TO DO: Each entry below should be reproduced character for character.

TASK INPUTS:
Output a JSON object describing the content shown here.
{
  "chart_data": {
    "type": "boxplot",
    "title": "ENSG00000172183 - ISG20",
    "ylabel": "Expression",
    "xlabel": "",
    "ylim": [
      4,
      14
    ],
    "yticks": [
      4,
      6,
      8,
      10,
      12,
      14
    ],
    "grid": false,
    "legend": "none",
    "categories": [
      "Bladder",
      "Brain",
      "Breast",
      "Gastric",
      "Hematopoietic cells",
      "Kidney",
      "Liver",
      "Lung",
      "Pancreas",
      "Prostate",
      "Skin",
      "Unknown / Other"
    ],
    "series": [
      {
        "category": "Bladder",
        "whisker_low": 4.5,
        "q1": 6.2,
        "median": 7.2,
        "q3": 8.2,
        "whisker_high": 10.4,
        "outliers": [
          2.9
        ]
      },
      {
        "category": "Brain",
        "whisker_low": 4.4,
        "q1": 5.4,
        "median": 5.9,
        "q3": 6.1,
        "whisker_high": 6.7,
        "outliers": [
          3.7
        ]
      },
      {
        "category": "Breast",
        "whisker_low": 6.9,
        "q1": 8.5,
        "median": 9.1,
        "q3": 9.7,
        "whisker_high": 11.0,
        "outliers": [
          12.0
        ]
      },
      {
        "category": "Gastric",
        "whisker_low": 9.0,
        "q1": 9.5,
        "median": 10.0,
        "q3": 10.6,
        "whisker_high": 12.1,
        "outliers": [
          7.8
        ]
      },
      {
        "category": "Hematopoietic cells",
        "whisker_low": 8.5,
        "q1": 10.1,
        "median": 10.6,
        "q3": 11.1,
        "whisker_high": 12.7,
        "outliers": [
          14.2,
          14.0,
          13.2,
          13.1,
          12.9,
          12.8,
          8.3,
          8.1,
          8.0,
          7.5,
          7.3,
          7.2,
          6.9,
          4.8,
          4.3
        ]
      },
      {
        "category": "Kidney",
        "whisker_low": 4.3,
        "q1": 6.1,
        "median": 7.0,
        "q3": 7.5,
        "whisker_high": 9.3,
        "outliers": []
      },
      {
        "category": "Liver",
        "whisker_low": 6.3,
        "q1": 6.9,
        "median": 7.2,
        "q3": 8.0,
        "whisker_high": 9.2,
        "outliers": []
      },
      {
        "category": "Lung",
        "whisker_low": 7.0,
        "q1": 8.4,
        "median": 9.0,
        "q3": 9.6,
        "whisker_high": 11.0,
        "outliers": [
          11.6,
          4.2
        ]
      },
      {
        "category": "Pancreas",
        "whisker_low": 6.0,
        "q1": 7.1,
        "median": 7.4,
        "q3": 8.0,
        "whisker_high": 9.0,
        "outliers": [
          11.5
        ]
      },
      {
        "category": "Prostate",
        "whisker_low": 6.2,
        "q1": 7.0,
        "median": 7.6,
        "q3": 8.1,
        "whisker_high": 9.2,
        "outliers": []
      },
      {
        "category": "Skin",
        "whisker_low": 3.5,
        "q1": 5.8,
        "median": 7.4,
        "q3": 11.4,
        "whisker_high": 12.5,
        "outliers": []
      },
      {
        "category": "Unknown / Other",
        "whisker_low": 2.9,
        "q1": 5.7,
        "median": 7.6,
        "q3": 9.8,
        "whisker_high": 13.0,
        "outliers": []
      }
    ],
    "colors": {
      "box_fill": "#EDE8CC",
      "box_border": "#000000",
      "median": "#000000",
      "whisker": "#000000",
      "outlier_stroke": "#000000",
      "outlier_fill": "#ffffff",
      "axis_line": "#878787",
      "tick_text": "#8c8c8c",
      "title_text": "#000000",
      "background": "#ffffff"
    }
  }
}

ANSWER BOX:
Output a JSON object describing the content shown here.
{
  "chart_data": {
    "type": "boxplot",
    "title": "ENSG00000172183 - ISG20",
    "ylabel": "Expression",
    "xlabel": "",
    "ylim": [
      4,
      14
    ],
    "yticks": [
      4,
      6,
      8,
      10,
      12,
      14
    ],
    "grid": false,
    "legend": "none",
    "categories": [
      "Bladder",
      "Brain",
      "Breast",
      "Gastric",
      "Hematopoietic cells",
      "Kidney",
      "Liver",
      "Lung",
      "Pancreas",
      "Prostate",
      "Skin",
      "Unknown / Other"
    ],
    "series": [
      {
        "category": "Bladder",
        "whisker_low": 4.5,
        "q1": 6.2,
        "median": 7.2,
        "q3": 8.2,
        "whisker_high": 10.4,
        "outliers": [
          2.9
        ]
      },
      {
        "category": "Brain",
        "whisker_low": 4.4,
        "q1": 5.4,
        "median": 5.9,
        "q3": 6.1,
        "whisker_high": 6.7,
        "outliers": [
          3.7
        ]
      },
      {
        "category": "Breast",
        "whisker_low": 6.9,
        "q1": 8.5,
        "median": 9.1,
        "q3": 9.7,
        "whisker_high": 11.0,
        "outliers": [
          12.0
        ]
      },
      {
        "category": "Gastric",
        "whisker_low": 9.0,
        "q1": 9.5,
        "median": 10.0,
        "q3": 10.6,
        "whisker_high": 12.1,
        "outliers": [
          7.8
        ]
      },
      {
        "category": "Hematopoietic cells",
        "whisker_low": 8.5,
        "q1": 10.1,
        "median": 10.6,
        "q3": 11.1,
        "whisker_high": 12.7,
        "outliers": [
          14.2,
          14.0,
          13.2,
          13.1,
          12.9,
          12.8,
          8.3,
          8.1,
          8.0,
          7.5,
          7.3,
          7.2,
          6.9,
          4.8,
          4.3
        ]
      },
      {
        "category": "Kidney",
        "whisker_low": 4.3,
        "q1": 6.1,
        "median": 7.0,
        "q3": 7.5,
        "whisker_high": 9.3,
        "outliers": []
      },
      {
        "category": "Liver",
        "whisker_low": 6.3,
        "q1": 6.9,
        "median": 7.2,
        "q3": 8.0,
        "whisker_high": 9.2,
        "outliers": []
      },
      {
        "category": "Lung",
        "whisker_low": 7.0,
        "q1": 8.4,
        "median": 9.0,
        "q3": 9.6,
        "whisker_high": 11.0,
        "outliers": [
          11.6,
          4.2
        ]
      },
      {
        "category": "Pancreas",
        "whisker_low": 6.0,
        "q1": 7.1,
        "median": 7.4,
        "q3": 8.0,
        "whisker_high": 9.0,
        "outliers": [
          11.5
        ]
      },
      {
        "category": "Prostate",
        "whisker_low": 6.2,
        "q1": 7.0,
        "median": 7.6,
        "q3": 8.1,
        "whisker_high": 9.2,
        "outliers": []
      },
      {
        "category": "Skin",
        "whisker_low": 3.5,
        "q1": 5.8,
        "median": 7.4,
        "q3": 11.4,
        "whisker_high": 12.5,
        "outliers": []
      },
      {
        "category": "Unknown / Other",
        "whisker_low": 2.9,
        "q1": 5.7,
        "median": 7.6,
        "q3": 9.8,
        "whisker_high": 13.0,
        "outliers": []
      }
    ],
    "colors": {
      "box_fill": "#EDE8CC",
      "box_border": "#000000",
      "median": "#000000",
      "whisker": "#000000",
      "outlier_stroke": "#000000",
      "outlier_fill": "#ffffff",
      "axis_line": "#878787",
      "tick_text": "#8c8c8c",
      "title_text": "#000000",
      "background": "#ffffff"
    }
  }
}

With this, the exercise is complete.